INFORMATION SHOWN:
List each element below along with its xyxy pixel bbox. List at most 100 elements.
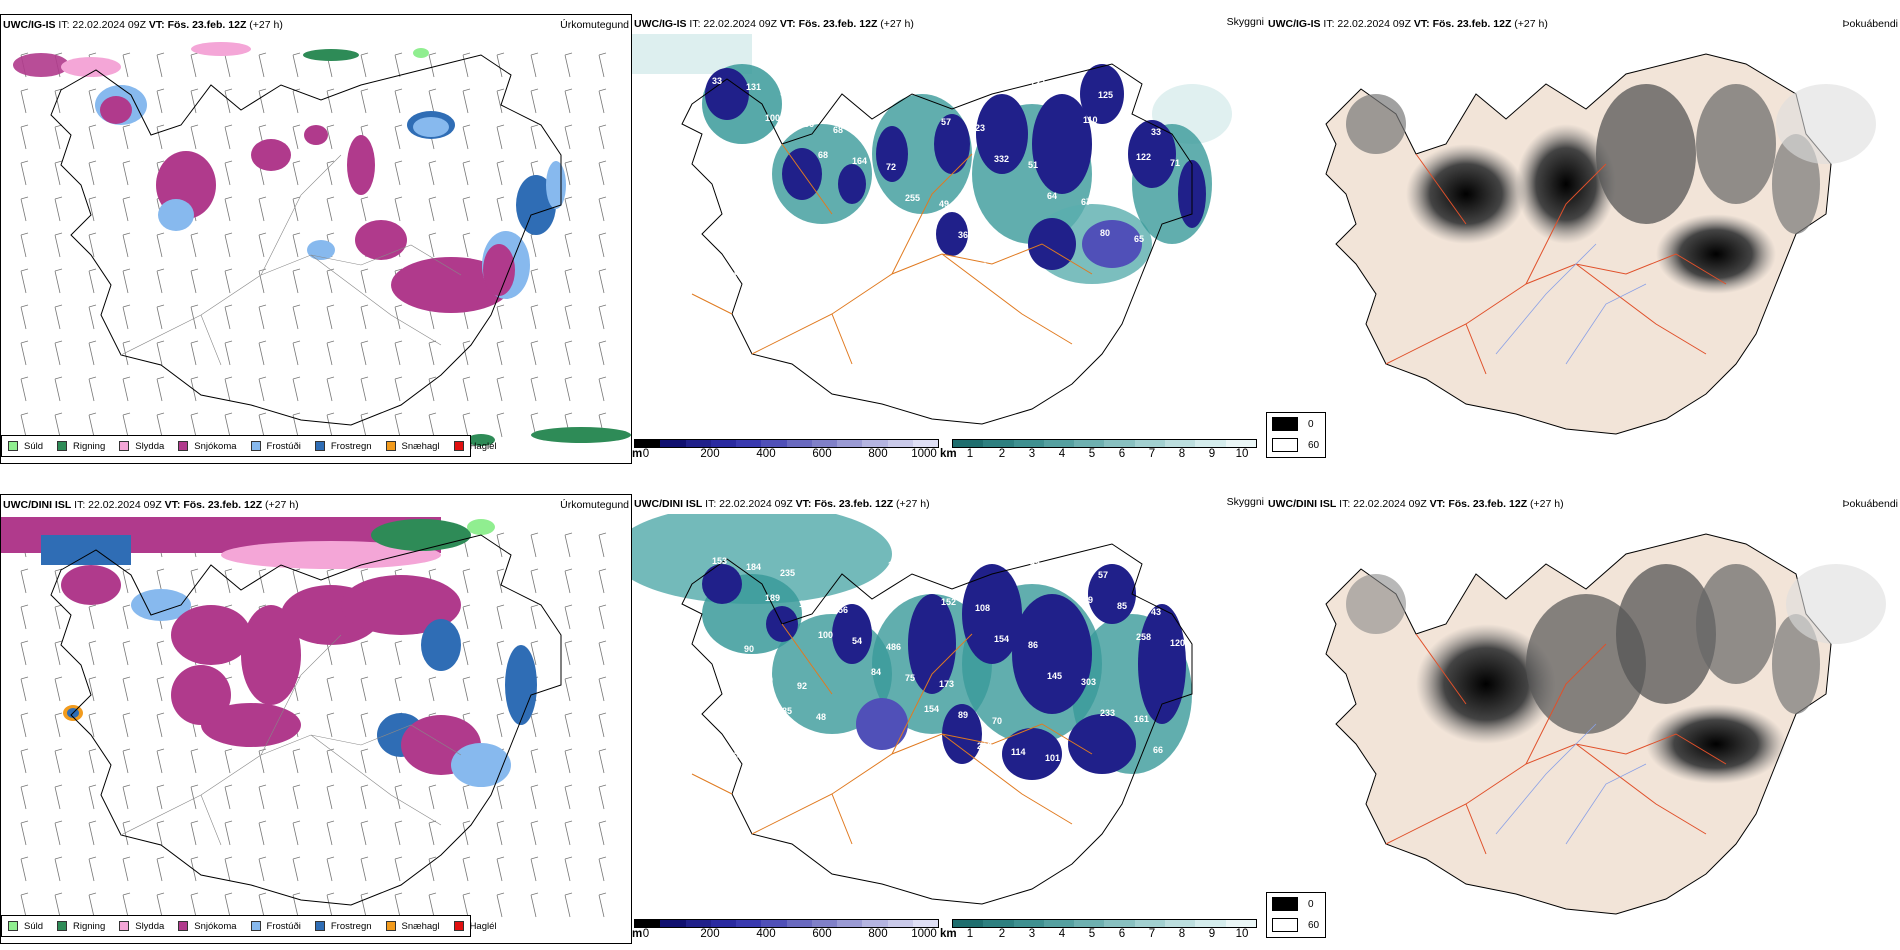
wind-barb bbox=[496, 52, 505, 78]
wind-barb bbox=[564, 784, 573, 810]
cloud-base-label: 255 bbox=[905, 193, 920, 203]
wind-barb bbox=[122, 676, 131, 702]
legend-item: Frostregn bbox=[314, 441, 372, 452]
wind-barb bbox=[394, 676, 403, 702]
cloud-base-label: 173 bbox=[939, 679, 954, 689]
colorbar-segment bbox=[811, 440, 837, 447]
cloud-base-label: 48 bbox=[816, 712, 826, 722]
legend-swatch bbox=[8, 441, 18, 451]
wind-barb bbox=[190, 232, 199, 258]
wind-barb bbox=[190, 304, 199, 330]
cloud-base-labels: 153 189 100 84 154 210 45 49 258 54 85 65 108 152 154 1… bbox=[712, 556, 1185, 763]
cloud-base-label: 184 bbox=[746, 562, 761, 572]
wind-barb bbox=[428, 856, 437, 882]
wind-barb bbox=[530, 640, 539, 666]
colorbar-segment bbox=[1013, 440, 1044, 447]
cloud-base-unit: m bbox=[632, 928, 643, 940]
colorbar-segment bbox=[761, 440, 787, 447]
fog-legend-swatch bbox=[1272, 897, 1298, 911]
wind-barb bbox=[326, 196, 335, 222]
cloud-base-label: 70 bbox=[992, 716, 1002, 726]
wind-barbs bbox=[20, 52, 607, 438]
wind-barb bbox=[598, 52, 607, 78]
wind-barb bbox=[462, 412, 471, 438]
visibility-colorbar: km 1 2 3 4 5 6 7 8 9 10 bbox=[940, 436, 1260, 464]
wind-barb bbox=[190, 784, 199, 810]
wind-barb bbox=[54, 640, 63, 666]
cloud-base-tick: 400 bbox=[756, 448, 776, 460]
wind-barb bbox=[564, 376, 573, 402]
wind-barb bbox=[54, 892, 63, 918]
visibility-tick: 4 bbox=[1058, 928, 1066, 940]
colorbar-segment bbox=[953, 920, 984, 927]
wind-barb bbox=[564, 532, 573, 558]
wind-barb bbox=[394, 856, 403, 882]
wind-barb bbox=[360, 268, 369, 294]
legend-item: Slydda bbox=[119, 921, 164, 932]
legend-swatch bbox=[314, 921, 325, 931]
wind-barb bbox=[224, 304, 233, 330]
colorbar-segment bbox=[1165, 440, 1196, 447]
wind-barb bbox=[88, 820, 97, 846]
model-name: UWC/IG-IS bbox=[1268, 18, 1321, 30]
roads bbox=[120, 154, 462, 366]
wind-barb bbox=[496, 340, 505, 366]
wind-barb bbox=[156, 856, 165, 882]
product-name: Þokuábendi bbox=[1842, 498, 1898, 510]
wind-barb bbox=[292, 892, 301, 918]
precip-type-map bbox=[1, 517, 607, 918]
wind-barb bbox=[326, 892, 335, 918]
fog-index-map bbox=[1325, 53, 1876, 435]
cloud-base-label: 71 bbox=[1170, 158, 1180, 168]
legend-label: Súld bbox=[24, 440, 44, 452]
cloud-base-label: 75 bbox=[905, 673, 915, 683]
wind-barb bbox=[258, 232, 267, 258]
valid-time: VT: Fös. 23.feb. 12Z bbox=[1413, 18, 1512, 30]
cloud-base-label: 49 bbox=[939, 199, 949, 209]
cloud-base-label: 264 bbox=[727, 751, 742, 761]
wind-barb bbox=[394, 304, 403, 330]
wind-barb bbox=[88, 268, 97, 294]
rivers bbox=[1495, 723, 1647, 845]
wind-barb bbox=[326, 784, 335, 810]
legend-swatch bbox=[57, 921, 68, 931]
colorbar-segment bbox=[1013, 920, 1044, 927]
wind-barb bbox=[462, 376, 471, 402]
cloud-base-label: 78 bbox=[1045, 273, 1055, 283]
panel-header: UWC/IG-IS IT: 22.02.2024 09Z VT: Fös. 23… bbox=[1268, 18, 1898, 32]
cloud-base-label: 131 bbox=[746, 82, 761, 92]
cloud-base-label: 43 bbox=[1151, 607, 1161, 617]
wind-barb bbox=[190, 268, 199, 294]
wind-barb bbox=[326, 376, 335, 402]
colorbar-segment bbox=[1074, 920, 1105, 927]
panel-header: UWC/DINI ISL IT: 22.02.2024 09Z VT: Fös.… bbox=[3, 499, 629, 513]
colorbar-segment bbox=[710, 920, 736, 927]
wind-barb bbox=[224, 340, 233, 366]
wind-barb bbox=[54, 676, 63, 702]
wind-barb bbox=[122, 856, 131, 882]
valid-time: VT: Fös. 23.feb. 12Z bbox=[1429, 498, 1528, 510]
colorbar-segment bbox=[1104, 440, 1135, 447]
colorbar-segment bbox=[1195, 920, 1226, 927]
cloud-base-labels: 33 100 68 61 95 66 123 110 122 225 44 40 64 57 332 64 80… bbox=[712, 76, 1180, 283]
colorbar-segment bbox=[983, 920, 1014, 927]
wind-barb bbox=[190, 892, 199, 918]
cloud-base-label: 114 bbox=[1011, 747, 1026, 757]
wind-barb bbox=[598, 892, 607, 918]
cloud-base-label: 33 bbox=[712, 76, 722, 86]
wind-barb bbox=[54, 340, 63, 366]
visibility-tick: 7 bbox=[1148, 928, 1156, 940]
colorbar-segment bbox=[862, 440, 888, 447]
valid-time: VT: Fös. 23.feb. 12Z bbox=[795, 498, 894, 510]
wind-barb bbox=[224, 196, 233, 222]
cloud-base-label: 66 bbox=[977, 261, 987, 271]
init-time: IT: 22.02.2024 09Z bbox=[689, 18, 777, 30]
wind-barb bbox=[326, 160, 335, 186]
visibility-tick: 10 bbox=[1235, 448, 1249, 460]
wind-barb bbox=[530, 568, 539, 594]
roads bbox=[691, 623, 1093, 845]
wind-barb bbox=[156, 88, 165, 114]
visibility-tick: 8 bbox=[1178, 928, 1186, 940]
wind-barb bbox=[360, 712, 369, 738]
wind-barb bbox=[496, 892, 505, 918]
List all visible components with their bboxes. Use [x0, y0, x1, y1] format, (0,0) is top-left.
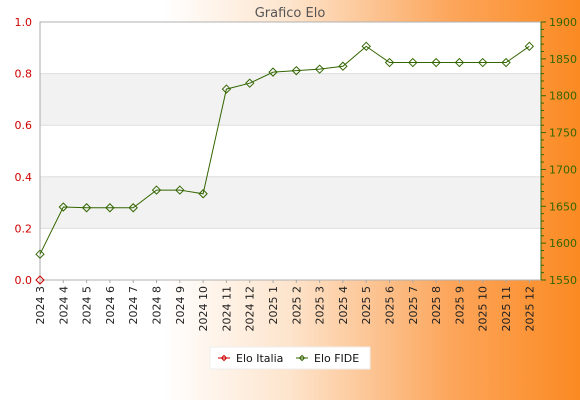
right-tick-label: 1850: [549, 53, 577, 66]
left-tick-label: 0.2: [15, 222, 33, 235]
data-point: [58, 202, 69, 212]
data-point: [221, 84, 232, 94]
left-tick-label: 0.6: [15, 119, 33, 132]
data-point: [431, 57, 441, 68]
x-tick-label: 2025 9: [453, 286, 466, 325]
plot-background: [40, 22, 541, 280]
legend-swatch-marker: [298, 354, 306, 362]
series-elo-italia: [35, 275, 45, 285]
x-tick-label: 2024 7: [127, 286, 140, 325]
grid-band: [40, 176, 541, 229]
legend-entry: Elo FIDE: [296, 352, 359, 365]
right-tick-label: 1550: [549, 274, 577, 287]
data-point: [151, 185, 162, 195]
data-point: [478, 57, 488, 68]
data-point: [314, 64, 325, 74]
x-tick-label: 2024 10: [197, 286, 210, 332]
data-point: [35, 275, 45, 285]
series-line: [39, 45, 530, 255]
right-tick-label: 1600: [549, 237, 577, 250]
chart-title: Grafico Elo: [255, 6, 326, 21]
x-tick-label: 2024 8: [151, 286, 164, 325]
legend-label: Elo FIDE: [314, 352, 359, 365]
series-elo-fide: [35, 41, 535, 259]
grid-band: [40, 73, 541, 126]
data-point: [454, 57, 465, 68]
x-tick-label: 2025 1: [267, 286, 280, 325]
data-point: [384, 57, 395, 68]
left-tick-label: 0.8: [15, 68, 33, 81]
right-tick-label: 1800: [549, 90, 577, 103]
data-point: [198, 189, 208, 199]
data-point: [291, 65, 302, 76]
right-tick-label: 1700: [549, 163, 577, 176]
data-point: [128, 203, 138, 213]
left-tick-label: 0.0: [15, 274, 33, 287]
data-point: [81, 203, 92, 213]
x-tick-label: 2025 8: [430, 286, 443, 325]
data-point: [408, 57, 418, 68]
legend-entry: Elo Italia: [218, 352, 283, 365]
left-tick-label: 1.0: [15, 16, 33, 29]
x-tick-label: 2024 6: [104, 286, 117, 325]
x-tick-label: 2024 11: [220, 286, 233, 332]
right-tick-label: 1650: [549, 200, 577, 213]
x-tick-label: 2025 3: [314, 286, 327, 325]
x-tick-label: 2025 4: [337, 286, 350, 325]
left-tick-label: 0.4: [15, 171, 33, 184]
legend-label: Elo Italia: [236, 352, 283, 365]
x-tick-label: 2025 2: [290, 286, 303, 325]
legend-box: [209, 346, 371, 370]
right-tick-label: 1750: [549, 127, 577, 140]
data-point: [35, 249, 45, 259]
data-point: [338, 61, 348, 71]
x-tick-label: 2025 7: [407, 286, 420, 325]
data-point: [175, 185, 185, 195]
data-point: [524, 41, 535, 52]
x-tick-label: 2024 5: [81, 286, 94, 325]
x-tick-label: 2025 6: [384, 286, 397, 325]
x-tick-label: 2024 4: [57, 286, 70, 325]
x-tick-label: 2025 11: [500, 286, 513, 332]
data-point: [501, 57, 511, 68]
data-point: [105, 203, 115, 213]
data-point: [361, 41, 371, 52]
x-tick-label: 2025 10: [477, 286, 490, 332]
x-tick-label: 2024 12: [244, 286, 257, 332]
x-tick-label: 2025 12: [523, 286, 536, 332]
x-tick-label: 2024 9: [174, 286, 187, 325]
x-tick-label: 2025 5: [360, 286, 373, 325]
x-tick-label: 2024 3: [34, 286, 47, 325]
legend-swatch-marker: [220, 354, 228, 362]
data-point: [268, 67, 278, 77]
right-tick-label: 1900: [549, 16, 577, 29]
data-point: [245, 78, 255, 88]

TASK OBJECTIVE: Express the lines as a Markdown table with the columns Row and Line, starting with the line that contains "wind-barb bbox=[496, 52, 505, 78]" and going on through the line that contains "cloud-base-unit: m bbox=[632, 928, 643, 940]". Leave out blank lines.

FULL OUTPUT:
| Row | Line |
|---|---|
| 1 | wind-barb bbox=[496, 52, 505, 78] |
| 2 | wind-barb bbox=[564, 784, 573, 810] |
| 3 | cloud-base-label: 255 bbox=[905, 193, 920, 203] |
| 4 | wind-barb bbox=[122, 676, 131, 702] |
| 5 | legend-item: Frostregn bbox=[314, 441, 372, 452] |
| 6 | wind-barb bbox=[394, 676, 403, 702] |
| 7 | cloud-base-label: 173 bbox=[939, 679, 954, 689] |
| 8 | colorbar-segment bbox=[811, 440, 837, 447] |
| 9 | cloud-base-label: 48 bbox=[816, 712, 826, 722] |
| 10 | legend-swatch bbox=[8, 441, 18, 451] |
| 11 | wind-barb bbox=[190, 232, 199, 258] |
| 12 | wind-barb bbox=[190, 304, 199, 330] |
| 13 | cloud-base-labels: 153 189 100 84 154 210 45 49 258 54 85 65 108 152 154 1… bbox=[712, 556, 1185, 763] |
| 14 | cloud-base-label: 184 bbox=[746, 562, 761, 572] |
| 15 | wind-barb bbox=[428, 856, 437, 882] |
| 16 | wind-barb bbox=[530, 640, 539, 666] |
| 17 | colorbar-segment bbox=[1013, 440, 1044, 447] |
| 18 | cloud-base-unit: m bbox=[632, 928, 643, 940] |